- _Material provided_:
◇ ◇ ◇

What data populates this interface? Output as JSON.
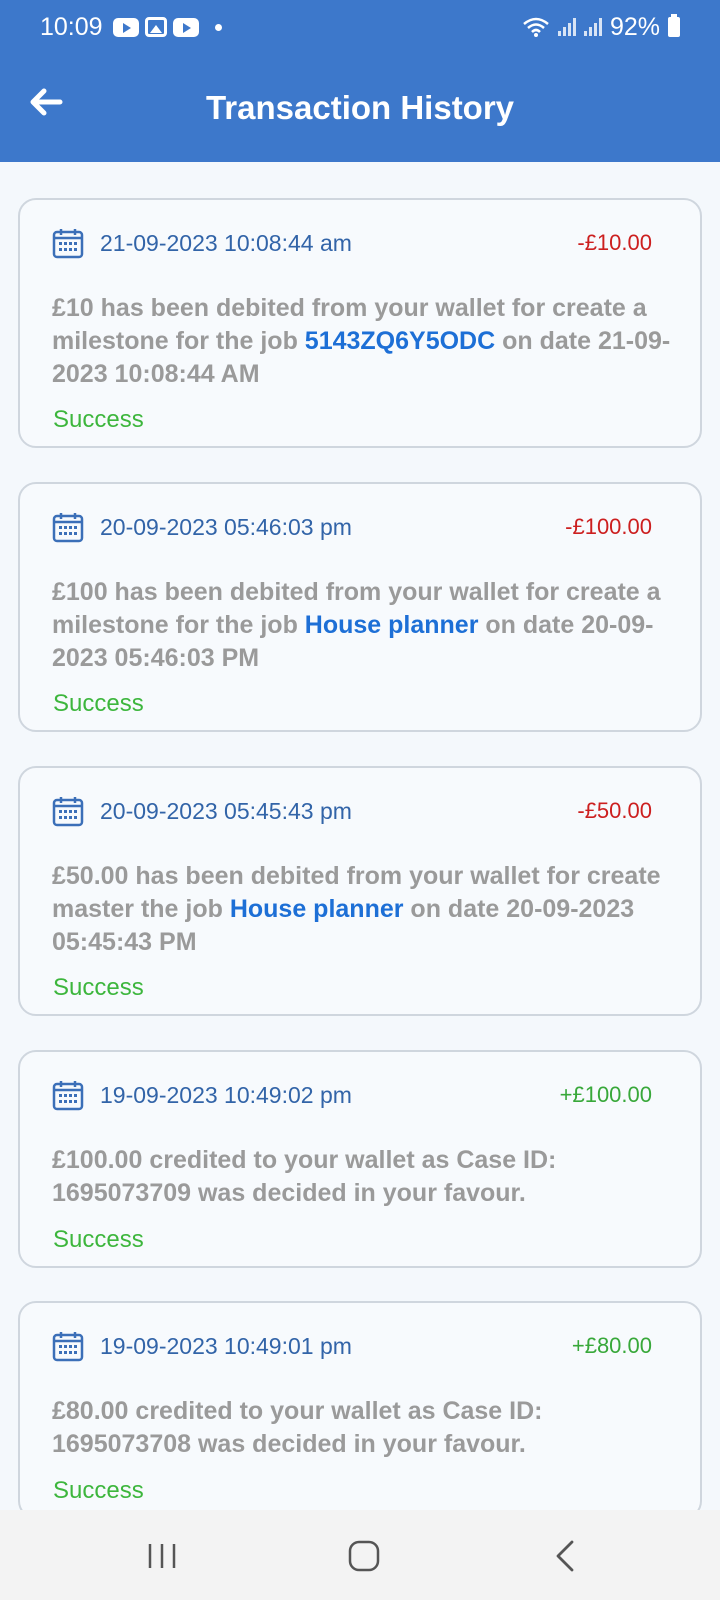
{
  "status_bar": {
    "time": "10:09",
    "battery": "92%",
    "notification_icons": [
      "youtube-icon",
      "gallery-icon",
      "youtube-icon",
      "dot-icon"
    ],
    "system_icons": [
      "wifi-icon",
      "signal-icon",
      "signal-icon",
      "battery-icon"
    ]
  },
  "header": {
    "title": "Transaction History",
    "background_color": "#3d78cb"
  },
  "transactions": [
    {
      "date": "21-09-2023 10:08:44 am",
      "amount": "-£10.00",
      "type": "debit",
      "desc_pre": "£10 has been debited from your wallet for create a milestone for the job ",
      "job": "5143ZQ6Y5ODC",
      "desc_post": " on date 21-09-2023 10:08:44 AM",
      "status": "Success"
    },
    {
      "date": "20-09-2023 05:46:03 pm",
      "amount": "-£100.00",
      "type": "debit",
      "desc_pre": "£100 has been debited from your wallet for create a milestone for the job ",
      "job": "House planner",
      "desc_post": " on date 20-09-2023 05:46:03 PM",
      "status": "Success"
    },
    {
      "date": "20-09-2023 05:45:43 pm",
      "amount": "-£50.00",
      "type": "debit",
      "desc_pre": "£50.00 has been debited from your wallet for create master the job ",
      "job": "House planner",
      "desc_post": " on date 20-09-2023 05:45:43 PM",
      "status": "Success"
    },
    {
      "date": "19-09-2023 10:49:02 pm",
      "amount": "+£100.00",
      "type": "credit",
      "desc_pre": "£100.00 credited to your wallet as Case ID: 1695073709 was decided in your favour.",
      "job": "",
      "desc_post": "",
      "status": "Success"
    },
    {
      "date": "19-09-2023 10:49:01 pm",
      "amount": "+£80.00",
      "type": "credit",
      "desc_pre": "£80.00 credited to your wallet as Case ID: 1695073708 was decided in your favour.",
      "job": "",
      "desc_post": "",
      "status": "Success"
    }
  ],
  "colors": {
    "debit": "#cc1f1f",
    "credit": "#38a83a",
    "success": "#3db63d",
    "job_link": "#1d6fd6",
    "date": "#3264a8"
  },
  "nav": {
    "recents": "recents-icon",
    "home": "home-icon",
    "back": "back-nav-icon"
  }
}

◇ ◇ ◇

- _Aim of the exercise_:
Retype every record above exactly as written, but leave out the pictures.

- _Solution for this task_:
What data populates this interface? Output as JSON.
{
  "status_bar": {
    "time": "10:09",
    "battery": "92%",
    "notification_icons": [
      "youtube-icon",
      "gallery-icon",
      "youtube-icon",
      "dot-icon"
    ],
    "system_icons": [
      "wifi-icon",
      "signal-icon",
      "signal-icon",
      "battery-icon"
    ]
  },
  "header": {
    "title": "Transaction History",
    "background_color": "#3d78cb"
  },
  "transactions": [
    {
      "date": "21-09-2023 10:08:44 am",
      "amount": "-£10.00",
      "type": "debit",
      "desc_pre": "£10 has been debited from your wallet for create a milestone for the job ",
      "job": "5143ZQ6Y5ODC",
      "desc_post": " on date 21-09-2023 10:08:44 AM",
      "status": "Success"
    },
    {
      "date": "20-09-2023 05:46:03 pm",
      "amount": "-£100.00",
      "type": "debit",
      "desc_pre": "£100 has been debited from your wallet for create a milestone for the job ",
      "job": "House planner",
      "desc_post": " on date 20-09-2023 05:46:03 PM",
      "status": "Success"
    },
    {
      "date": "20-09-2023 05:45:43 pm",
      "amount": "-£50.00",
      "type": "debit",
      "desc_pre": "£50.00 has been debited from your wallet for create master the job ",
      "job": "House planner",
      "desc_post": " on date 20-09-2023 05:45:43 PM",
      "status": "Success"
    },
    {
      "date": "19-09-2023 10:49:02 pm",
      "amount": "+£100.00",
      "type": "credit",
      "desc_pre": "£100.00 credited to your wallet as Case ID: 1695073709 was decided in your favour.",
      "job": "",
      "desc_post": "",
      "status": "Success"
    },
    {
      "date": "19-09-2023 10:49:01 pm",
      "amount": "+£80.00",
      "type": "credit",
      "desc_pre": "£80.00 credited to your wallet as Case ID: 1695073708 was decided in your favour.",
      "job": "",
      "desc_post": "",
      "status": "Success"
    }
  ],
  "colors": {
    "debit": "#cc1f1f",
    "credit": "#38a83a",
    "success": "#3db63d",
    "job_link": "#1d6fd6",
    "date": "#3264a8"
  },
  "nav": {
    "recents": "recents-icon",
    "home": "home-icon",
    "back": "back-nav-icon"
  }
}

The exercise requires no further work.